» **Quoted passage**:
-- Opening Marker --

This is a sneak peek of the two drives I did for the June issue of Texas Monthly magazine. It’s the Drive drive, done for no other reason than the pleasure of driving. and the West Texas Music drive (below). and I’ll post extended stories about each stop on the WT music drive – the Bob Wills Museum in Turkey, the Woody Guthrie Folk Center in Pampa, Norman Petty Studios in Clovis, New Mexico, Waymore’s Museum and Drive-Thru Liquor in Littlefield, and the Buddy Holly Center in Lubbock, as well as content about South Plains College in Levelland, the most musical school in Texas – in the coming days.

What’s especially cool about this issue is the cover shot of FM 2810, aka Pinto Canyon Rd., southwest of Marfa down to the Rio Grande, which I wrote about in 1997 for TexMo as My Favorite Road in Texas. Except for all the motion-detector sensors and the Border Patrol guys who greet you as soon as you hit the pavement, it’s still a pretty great road.

Here’s the start of the Drive drive –
The 
“Drive” 
Drive

By Joe Nick Patoski

ROUTE: West of Ozona to Sanderson
DISTANCE: 85 miles
NUMBER OF COUNTIES: 3
WHAT TO READ: James H. Evans’s Crazy From the Heat

A drive whose sole purpose is to experience the simple pleasure of being behind the wheel has a few requirements. The route must lead west, because that’s the story of Texas and America. The road must be off the beaten path and as free from traffic as possible. And the driver must have an open mind and an eye for discovery.

-- Closing Marker --

» **Check your understanding**:
(a) Say whether each statement agrees with the Texas Monthly post, answering yes or no and quoting the words of the post that decide it: (i) The Drive drive covers 85 miles. (ii) The writer first wrote about FM 2810 for the magazine in 2005. (iii) The Buddy Holly Center is in Pampa.
(b) According to the Texas Monthly post, which school is the most musical in Texas?
(c) Pull out the part of the Texas Monthly post starting with "ROUTE: West of" and going on through "eye for discovery.", copying it word for word.

» **Extracted data**:
-- Opening Marker --

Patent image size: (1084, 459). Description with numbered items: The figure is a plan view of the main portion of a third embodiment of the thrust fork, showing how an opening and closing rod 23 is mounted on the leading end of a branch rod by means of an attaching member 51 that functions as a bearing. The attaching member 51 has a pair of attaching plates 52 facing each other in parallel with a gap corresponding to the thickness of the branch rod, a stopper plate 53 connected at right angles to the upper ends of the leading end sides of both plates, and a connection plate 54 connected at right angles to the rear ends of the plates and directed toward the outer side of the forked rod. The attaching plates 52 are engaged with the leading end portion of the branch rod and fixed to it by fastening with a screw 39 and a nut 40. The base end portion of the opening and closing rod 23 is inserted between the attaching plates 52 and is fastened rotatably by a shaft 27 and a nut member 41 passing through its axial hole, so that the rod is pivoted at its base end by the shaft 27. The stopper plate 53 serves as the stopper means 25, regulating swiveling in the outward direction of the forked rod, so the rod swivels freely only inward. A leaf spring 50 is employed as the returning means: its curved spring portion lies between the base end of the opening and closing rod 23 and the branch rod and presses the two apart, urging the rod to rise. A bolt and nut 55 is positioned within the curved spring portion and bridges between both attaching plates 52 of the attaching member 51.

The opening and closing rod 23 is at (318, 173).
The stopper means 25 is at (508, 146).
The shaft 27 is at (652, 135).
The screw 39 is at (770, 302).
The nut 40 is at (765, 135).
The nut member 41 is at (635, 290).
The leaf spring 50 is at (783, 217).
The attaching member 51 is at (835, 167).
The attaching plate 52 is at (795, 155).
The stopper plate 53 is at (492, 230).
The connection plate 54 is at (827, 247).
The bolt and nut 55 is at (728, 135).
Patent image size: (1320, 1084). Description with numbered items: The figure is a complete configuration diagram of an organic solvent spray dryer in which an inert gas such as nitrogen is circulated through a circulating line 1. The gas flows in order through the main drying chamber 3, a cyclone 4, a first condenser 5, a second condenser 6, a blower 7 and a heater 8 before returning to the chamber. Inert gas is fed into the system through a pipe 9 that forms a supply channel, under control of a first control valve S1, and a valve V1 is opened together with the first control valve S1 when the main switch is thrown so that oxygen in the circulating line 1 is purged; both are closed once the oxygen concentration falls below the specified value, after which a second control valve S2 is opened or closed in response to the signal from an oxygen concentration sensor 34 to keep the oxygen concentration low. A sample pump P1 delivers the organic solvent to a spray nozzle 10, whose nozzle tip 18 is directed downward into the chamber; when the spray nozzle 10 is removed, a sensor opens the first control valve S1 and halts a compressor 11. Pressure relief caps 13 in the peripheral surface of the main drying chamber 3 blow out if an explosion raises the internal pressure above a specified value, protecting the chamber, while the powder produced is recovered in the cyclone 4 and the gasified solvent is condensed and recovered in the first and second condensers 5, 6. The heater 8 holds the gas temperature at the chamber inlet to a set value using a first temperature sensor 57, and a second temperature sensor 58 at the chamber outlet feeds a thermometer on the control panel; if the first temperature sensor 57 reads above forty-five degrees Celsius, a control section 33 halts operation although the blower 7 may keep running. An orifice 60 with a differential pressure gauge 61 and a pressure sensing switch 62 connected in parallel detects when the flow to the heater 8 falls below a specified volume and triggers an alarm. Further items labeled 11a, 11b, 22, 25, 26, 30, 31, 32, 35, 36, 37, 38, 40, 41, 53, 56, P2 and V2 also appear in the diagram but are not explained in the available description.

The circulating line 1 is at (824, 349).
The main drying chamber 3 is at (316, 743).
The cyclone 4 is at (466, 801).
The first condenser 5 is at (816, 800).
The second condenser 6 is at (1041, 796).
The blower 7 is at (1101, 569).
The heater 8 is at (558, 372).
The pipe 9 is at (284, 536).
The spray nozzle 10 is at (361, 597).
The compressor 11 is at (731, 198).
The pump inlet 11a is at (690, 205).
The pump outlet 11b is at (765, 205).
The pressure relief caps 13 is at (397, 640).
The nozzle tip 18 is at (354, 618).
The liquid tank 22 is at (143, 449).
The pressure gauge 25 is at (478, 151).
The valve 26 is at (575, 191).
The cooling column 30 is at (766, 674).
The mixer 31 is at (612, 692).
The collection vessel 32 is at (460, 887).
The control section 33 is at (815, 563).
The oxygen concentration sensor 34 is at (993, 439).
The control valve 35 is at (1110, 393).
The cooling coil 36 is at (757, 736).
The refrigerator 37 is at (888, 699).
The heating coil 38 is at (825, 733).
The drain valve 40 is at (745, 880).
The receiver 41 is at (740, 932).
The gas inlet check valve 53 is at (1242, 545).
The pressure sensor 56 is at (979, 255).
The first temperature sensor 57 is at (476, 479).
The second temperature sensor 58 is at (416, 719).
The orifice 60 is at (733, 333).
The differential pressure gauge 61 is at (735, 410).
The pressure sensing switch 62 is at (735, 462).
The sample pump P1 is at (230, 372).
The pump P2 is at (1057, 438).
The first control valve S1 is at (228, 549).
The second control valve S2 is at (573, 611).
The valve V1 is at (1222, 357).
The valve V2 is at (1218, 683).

-- Closing Marker --

» **Outputs by task**:
(a)
(i) Yes: "DISTANCE: 85 miles"
(ii) No: "which I wrote about in 1997 for TexMo"
(iii) No: "the Buddy Holly Center in Lubbock"

(b) South Plains College in Levelland.

(c)
ROUTE: West of Ozona to Sanderson
DISTANCE: 85 miles
NUMBER OF COUNTIES: 3
WHAT TO READ: James H. Evans’s Crazy From the Heat

A drive whose sole purpose is to experience the simple pleasure of being behind the wheel has a few requirements. The route must lead west, because that’s the story of Texas and America. The road must be off the beaten path and as free from traffic as possible. And the driver must have an open mind and an eye for discovery.